### [Work to do]
Gather every line of the entries that includes the word "диаметр".

### [Provided material]
# # # #
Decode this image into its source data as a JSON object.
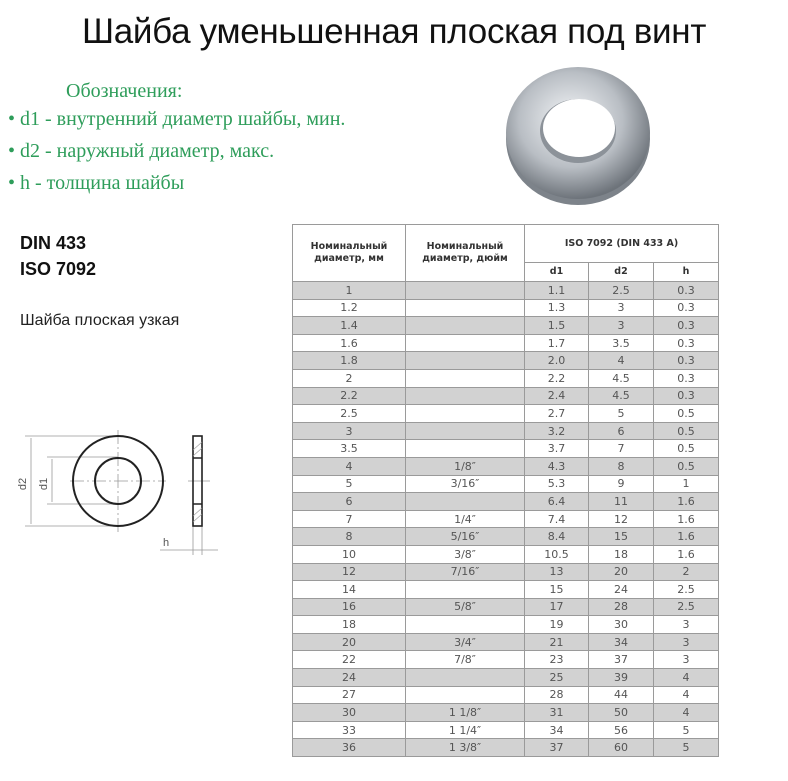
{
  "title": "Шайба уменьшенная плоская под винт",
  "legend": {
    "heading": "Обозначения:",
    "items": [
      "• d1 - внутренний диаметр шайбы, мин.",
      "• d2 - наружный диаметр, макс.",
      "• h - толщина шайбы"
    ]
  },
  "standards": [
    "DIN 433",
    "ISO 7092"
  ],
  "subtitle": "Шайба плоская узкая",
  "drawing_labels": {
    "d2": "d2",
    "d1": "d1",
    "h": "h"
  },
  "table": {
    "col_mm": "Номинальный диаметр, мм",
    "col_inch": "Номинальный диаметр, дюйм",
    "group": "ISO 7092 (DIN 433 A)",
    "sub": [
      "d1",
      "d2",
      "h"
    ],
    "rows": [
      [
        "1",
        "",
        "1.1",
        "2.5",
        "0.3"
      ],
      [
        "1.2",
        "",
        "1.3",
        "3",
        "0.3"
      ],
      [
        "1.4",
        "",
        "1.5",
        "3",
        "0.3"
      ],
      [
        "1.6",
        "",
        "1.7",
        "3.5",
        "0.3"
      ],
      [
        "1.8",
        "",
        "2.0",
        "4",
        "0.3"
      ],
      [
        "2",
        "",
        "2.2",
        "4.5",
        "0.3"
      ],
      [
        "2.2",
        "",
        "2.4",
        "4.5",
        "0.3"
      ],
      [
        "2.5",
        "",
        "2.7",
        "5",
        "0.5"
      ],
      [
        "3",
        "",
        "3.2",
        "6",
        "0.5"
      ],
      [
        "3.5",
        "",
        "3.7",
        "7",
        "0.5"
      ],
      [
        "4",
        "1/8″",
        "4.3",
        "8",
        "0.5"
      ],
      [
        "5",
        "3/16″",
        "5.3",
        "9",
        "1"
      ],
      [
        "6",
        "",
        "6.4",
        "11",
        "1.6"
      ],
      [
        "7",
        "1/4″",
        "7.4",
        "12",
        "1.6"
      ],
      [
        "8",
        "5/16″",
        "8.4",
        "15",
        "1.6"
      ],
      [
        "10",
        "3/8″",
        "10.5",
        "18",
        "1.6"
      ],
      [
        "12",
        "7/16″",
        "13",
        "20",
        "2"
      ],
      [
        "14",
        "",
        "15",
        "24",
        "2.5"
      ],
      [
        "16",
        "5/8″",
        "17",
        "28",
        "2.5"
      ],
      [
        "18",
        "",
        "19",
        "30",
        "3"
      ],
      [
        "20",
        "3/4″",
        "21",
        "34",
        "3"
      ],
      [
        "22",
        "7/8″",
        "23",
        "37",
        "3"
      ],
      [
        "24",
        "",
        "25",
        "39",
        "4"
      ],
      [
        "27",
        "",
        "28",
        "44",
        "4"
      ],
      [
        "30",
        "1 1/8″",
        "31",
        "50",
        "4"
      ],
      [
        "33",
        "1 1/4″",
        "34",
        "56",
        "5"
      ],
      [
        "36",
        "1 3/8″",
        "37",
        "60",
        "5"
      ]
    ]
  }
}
# # # #
### [The answer]
      "• d1 - внутренний диаметр шайбы, мин.",
      "• d2 - наружный диаметр, макс.",
    "col_mm": "Номинальный диаметр, мм",
    "col_inch": "Номинальный диаметр, дюйм",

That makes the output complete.